— What is asked —
Please format the rows from the first one through the one containing "heart-reaction[interactable]: ❤️ [70,720,138,780]", both ends included, as a Markdown table with the columns Number and Row text. Leave out any blank lines.

— Rows contained in a dataset —
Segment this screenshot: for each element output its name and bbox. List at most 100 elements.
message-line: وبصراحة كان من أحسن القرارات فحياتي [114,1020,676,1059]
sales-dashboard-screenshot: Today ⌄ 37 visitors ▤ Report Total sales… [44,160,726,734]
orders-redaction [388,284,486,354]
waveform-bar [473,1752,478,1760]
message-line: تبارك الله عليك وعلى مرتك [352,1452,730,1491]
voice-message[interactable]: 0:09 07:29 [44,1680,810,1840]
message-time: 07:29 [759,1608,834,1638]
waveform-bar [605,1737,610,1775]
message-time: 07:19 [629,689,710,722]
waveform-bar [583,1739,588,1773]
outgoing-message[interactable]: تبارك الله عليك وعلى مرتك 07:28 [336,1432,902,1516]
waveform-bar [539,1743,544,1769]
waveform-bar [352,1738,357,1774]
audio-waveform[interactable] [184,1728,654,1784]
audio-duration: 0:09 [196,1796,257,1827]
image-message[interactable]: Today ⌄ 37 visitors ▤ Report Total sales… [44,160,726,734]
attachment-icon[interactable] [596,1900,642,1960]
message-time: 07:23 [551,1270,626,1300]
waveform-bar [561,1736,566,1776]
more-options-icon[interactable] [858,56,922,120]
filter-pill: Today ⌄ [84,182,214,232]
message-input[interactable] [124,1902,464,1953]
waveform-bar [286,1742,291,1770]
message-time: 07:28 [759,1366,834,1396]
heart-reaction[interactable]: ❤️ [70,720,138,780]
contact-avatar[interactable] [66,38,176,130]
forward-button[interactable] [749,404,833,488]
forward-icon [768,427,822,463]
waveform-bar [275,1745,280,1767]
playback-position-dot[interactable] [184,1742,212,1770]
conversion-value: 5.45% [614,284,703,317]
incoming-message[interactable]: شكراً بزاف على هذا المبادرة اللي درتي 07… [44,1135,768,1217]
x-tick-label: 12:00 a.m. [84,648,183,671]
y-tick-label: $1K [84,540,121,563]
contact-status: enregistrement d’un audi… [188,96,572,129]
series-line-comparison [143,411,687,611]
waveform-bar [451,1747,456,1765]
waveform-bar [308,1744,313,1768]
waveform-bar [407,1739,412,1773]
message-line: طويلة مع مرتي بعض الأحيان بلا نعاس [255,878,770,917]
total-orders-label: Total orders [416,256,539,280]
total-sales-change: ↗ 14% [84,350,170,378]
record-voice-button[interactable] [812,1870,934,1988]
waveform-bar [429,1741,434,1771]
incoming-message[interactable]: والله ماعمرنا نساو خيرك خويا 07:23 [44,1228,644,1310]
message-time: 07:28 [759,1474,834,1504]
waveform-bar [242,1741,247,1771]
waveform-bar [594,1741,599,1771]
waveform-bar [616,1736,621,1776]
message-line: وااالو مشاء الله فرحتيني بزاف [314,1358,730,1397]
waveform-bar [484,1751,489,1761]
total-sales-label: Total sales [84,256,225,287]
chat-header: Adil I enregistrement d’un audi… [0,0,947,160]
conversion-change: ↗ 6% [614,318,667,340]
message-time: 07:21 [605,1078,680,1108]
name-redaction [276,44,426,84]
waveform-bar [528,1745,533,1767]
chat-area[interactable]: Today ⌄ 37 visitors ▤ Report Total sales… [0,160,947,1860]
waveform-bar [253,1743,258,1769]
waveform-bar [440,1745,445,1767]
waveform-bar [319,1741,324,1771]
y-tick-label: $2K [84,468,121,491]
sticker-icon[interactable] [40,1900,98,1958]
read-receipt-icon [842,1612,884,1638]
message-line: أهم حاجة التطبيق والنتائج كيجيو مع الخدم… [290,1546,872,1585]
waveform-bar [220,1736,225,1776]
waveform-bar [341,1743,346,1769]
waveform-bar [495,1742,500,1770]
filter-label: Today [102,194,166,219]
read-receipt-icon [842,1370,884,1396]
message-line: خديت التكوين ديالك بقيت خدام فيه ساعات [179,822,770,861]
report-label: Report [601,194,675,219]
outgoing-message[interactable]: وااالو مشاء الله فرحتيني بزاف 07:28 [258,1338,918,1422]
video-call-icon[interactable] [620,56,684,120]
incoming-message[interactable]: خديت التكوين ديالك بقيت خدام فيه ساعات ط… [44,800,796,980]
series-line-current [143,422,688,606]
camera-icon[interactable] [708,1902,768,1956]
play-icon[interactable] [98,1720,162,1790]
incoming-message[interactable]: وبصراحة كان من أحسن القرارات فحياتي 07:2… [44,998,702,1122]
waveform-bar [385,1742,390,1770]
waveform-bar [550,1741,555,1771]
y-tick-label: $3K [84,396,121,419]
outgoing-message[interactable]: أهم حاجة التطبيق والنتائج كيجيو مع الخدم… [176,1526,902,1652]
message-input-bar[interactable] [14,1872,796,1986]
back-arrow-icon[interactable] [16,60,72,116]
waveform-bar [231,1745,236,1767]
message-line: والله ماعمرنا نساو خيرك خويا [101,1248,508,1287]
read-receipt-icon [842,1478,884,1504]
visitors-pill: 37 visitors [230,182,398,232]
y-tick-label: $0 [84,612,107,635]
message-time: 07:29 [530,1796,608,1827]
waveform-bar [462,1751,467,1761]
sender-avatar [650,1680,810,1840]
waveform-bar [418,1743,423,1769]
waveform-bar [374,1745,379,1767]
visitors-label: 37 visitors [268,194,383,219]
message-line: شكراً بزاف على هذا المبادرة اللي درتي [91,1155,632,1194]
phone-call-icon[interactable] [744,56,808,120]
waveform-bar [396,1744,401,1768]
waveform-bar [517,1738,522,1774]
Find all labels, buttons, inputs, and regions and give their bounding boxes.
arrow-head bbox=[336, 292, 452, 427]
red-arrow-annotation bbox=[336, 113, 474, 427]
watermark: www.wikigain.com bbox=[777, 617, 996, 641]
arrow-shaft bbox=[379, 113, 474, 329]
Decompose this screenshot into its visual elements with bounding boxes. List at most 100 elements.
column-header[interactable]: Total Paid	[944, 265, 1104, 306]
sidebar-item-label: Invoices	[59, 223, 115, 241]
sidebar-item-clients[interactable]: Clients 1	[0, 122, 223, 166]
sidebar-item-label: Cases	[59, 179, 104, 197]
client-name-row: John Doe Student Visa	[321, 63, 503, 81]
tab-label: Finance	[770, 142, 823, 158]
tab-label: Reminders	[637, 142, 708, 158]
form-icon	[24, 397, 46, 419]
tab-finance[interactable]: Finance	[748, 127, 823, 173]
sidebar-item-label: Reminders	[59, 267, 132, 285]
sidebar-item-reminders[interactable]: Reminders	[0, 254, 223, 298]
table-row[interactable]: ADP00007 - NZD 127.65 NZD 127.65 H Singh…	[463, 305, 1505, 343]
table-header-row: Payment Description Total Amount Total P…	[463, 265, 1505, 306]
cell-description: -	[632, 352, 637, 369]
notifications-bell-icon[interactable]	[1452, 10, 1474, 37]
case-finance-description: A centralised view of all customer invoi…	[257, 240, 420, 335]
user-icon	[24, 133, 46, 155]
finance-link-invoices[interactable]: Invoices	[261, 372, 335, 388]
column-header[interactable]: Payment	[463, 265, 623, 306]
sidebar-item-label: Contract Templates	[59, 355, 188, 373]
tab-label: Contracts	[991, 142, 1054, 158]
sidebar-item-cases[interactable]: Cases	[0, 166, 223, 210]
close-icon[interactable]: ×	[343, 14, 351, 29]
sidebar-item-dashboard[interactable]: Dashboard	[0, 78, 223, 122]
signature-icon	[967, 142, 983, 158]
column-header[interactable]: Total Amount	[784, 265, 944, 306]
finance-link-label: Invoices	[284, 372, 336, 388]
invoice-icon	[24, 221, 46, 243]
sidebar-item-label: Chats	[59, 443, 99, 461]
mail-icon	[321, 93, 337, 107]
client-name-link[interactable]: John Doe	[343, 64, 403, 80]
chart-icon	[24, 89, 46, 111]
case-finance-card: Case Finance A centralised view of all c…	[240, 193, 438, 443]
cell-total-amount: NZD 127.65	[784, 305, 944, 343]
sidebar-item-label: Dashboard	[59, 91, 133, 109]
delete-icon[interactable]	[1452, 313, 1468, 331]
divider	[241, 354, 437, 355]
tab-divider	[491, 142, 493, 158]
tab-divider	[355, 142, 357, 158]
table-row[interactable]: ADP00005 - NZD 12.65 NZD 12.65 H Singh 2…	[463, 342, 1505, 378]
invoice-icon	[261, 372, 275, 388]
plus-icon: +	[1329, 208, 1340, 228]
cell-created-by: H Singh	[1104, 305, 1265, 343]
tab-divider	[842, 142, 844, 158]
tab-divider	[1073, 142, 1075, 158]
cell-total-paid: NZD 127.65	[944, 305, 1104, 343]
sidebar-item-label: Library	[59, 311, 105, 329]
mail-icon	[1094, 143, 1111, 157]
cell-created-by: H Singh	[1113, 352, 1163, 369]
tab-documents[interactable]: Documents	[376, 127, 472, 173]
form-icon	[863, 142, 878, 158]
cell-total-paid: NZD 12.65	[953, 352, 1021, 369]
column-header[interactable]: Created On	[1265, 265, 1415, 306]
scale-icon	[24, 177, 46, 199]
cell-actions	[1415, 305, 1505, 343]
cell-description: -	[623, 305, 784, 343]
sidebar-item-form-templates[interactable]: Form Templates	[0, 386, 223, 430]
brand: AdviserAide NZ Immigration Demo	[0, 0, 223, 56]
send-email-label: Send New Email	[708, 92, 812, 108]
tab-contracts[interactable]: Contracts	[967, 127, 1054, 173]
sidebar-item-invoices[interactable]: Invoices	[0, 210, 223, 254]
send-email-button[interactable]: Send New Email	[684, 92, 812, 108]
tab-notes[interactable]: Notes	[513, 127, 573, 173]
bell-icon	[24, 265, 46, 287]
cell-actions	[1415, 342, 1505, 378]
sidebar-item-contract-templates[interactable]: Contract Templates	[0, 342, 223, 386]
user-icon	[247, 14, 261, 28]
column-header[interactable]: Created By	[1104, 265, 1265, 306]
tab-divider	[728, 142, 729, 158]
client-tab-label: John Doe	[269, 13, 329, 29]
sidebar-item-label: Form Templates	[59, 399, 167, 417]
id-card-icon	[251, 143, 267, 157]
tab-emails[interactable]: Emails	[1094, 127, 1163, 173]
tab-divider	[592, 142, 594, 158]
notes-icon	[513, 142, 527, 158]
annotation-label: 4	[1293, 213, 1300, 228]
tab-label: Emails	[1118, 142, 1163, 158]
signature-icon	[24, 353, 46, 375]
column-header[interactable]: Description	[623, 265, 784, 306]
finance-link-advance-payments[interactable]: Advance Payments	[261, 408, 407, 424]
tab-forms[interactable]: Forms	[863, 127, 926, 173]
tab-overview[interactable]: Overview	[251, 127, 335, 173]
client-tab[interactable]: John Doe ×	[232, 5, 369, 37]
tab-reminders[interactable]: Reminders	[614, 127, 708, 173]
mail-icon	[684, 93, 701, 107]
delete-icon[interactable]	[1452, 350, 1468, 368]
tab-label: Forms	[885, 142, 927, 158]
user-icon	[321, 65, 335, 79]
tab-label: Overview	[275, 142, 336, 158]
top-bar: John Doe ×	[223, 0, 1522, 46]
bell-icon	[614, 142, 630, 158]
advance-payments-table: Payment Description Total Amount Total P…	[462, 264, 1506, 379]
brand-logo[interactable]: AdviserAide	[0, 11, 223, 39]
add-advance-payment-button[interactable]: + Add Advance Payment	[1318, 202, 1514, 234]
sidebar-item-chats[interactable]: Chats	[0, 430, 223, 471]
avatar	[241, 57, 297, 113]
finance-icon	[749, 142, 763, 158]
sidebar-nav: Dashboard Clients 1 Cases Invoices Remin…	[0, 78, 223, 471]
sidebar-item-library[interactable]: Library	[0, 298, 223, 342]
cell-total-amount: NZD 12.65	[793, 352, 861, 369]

— Expected answer —
| Number | Row text |
|---|---|
| 1 | Segment this screenshot: for each element output its name and bbox. List at most 100 elements. |
| 2 | message-line: وبصراحة كان من أحسن القرارات فحياتي [114,1020,676,1059] |
| 3 | sales-dashboard-screenshot: Today ⌄ 37 visitors ▤ Report Total sales… [44,160,726,734] |
| 4 | orders-redaction [388,284,486,354] |
| 5 | waveform-bar [473,1752,478,1760] |
| 6 | message-line: تبارك الله عليك وعلى مرتك [352,1452,730,1491] |
| 7 | voice-message[interactable]: 0:09 07:29 [44,1680,810,1840] |
| 8 | message-time: 07:29 [759,1608,834,1638] |
| 9 | waveform-bar [605,1737,610,1775] |
| 10 | message-time: 07:19 [629,689,710,722] |
| 11 | waveform-bar [583,1739,588,1773] |
| 12 | outgoing-message[interactable]: تبارك الله عليك وعلى مرتك 07:28 [336,1432,902,1516] |
| 13 | waveform-bar [539,1743,544,1769] |
| 14 | waveform-bar [352,1738,357,1774] |
| 15 | audio-waveform[interactable] [184,1728,654,1784] |
| 16 | audio-duration: 0:09 [196,1796,257,1827] |
| 17 | image-message[interactable]: Today ⌄ 37 visitors ▤ Report Total sales… [44,160,726,734] |
| 18 | attachment-icon[interactable] [596,1900,642,1960] |
| 19 | message-time: 07:23 [551,1270,626,1300] |
| 20 | waveform-bar [561,1736,566,1776] |
| 21 | more-options-icon[interactable] [858,56,922,120] |
| 22 | filter-pill: Today ⌄ [84,182,214,232] |
| 23 | message-input[interactable] [124,1902,464,1953] |
| 24 | waveform-bar [286,1742,291,1770] |
| 25 | message-time: 07:28 [759,1366,834,1396] |
| 26 | heart-reaction[interactable]: ❤️ [70,720,138,780] |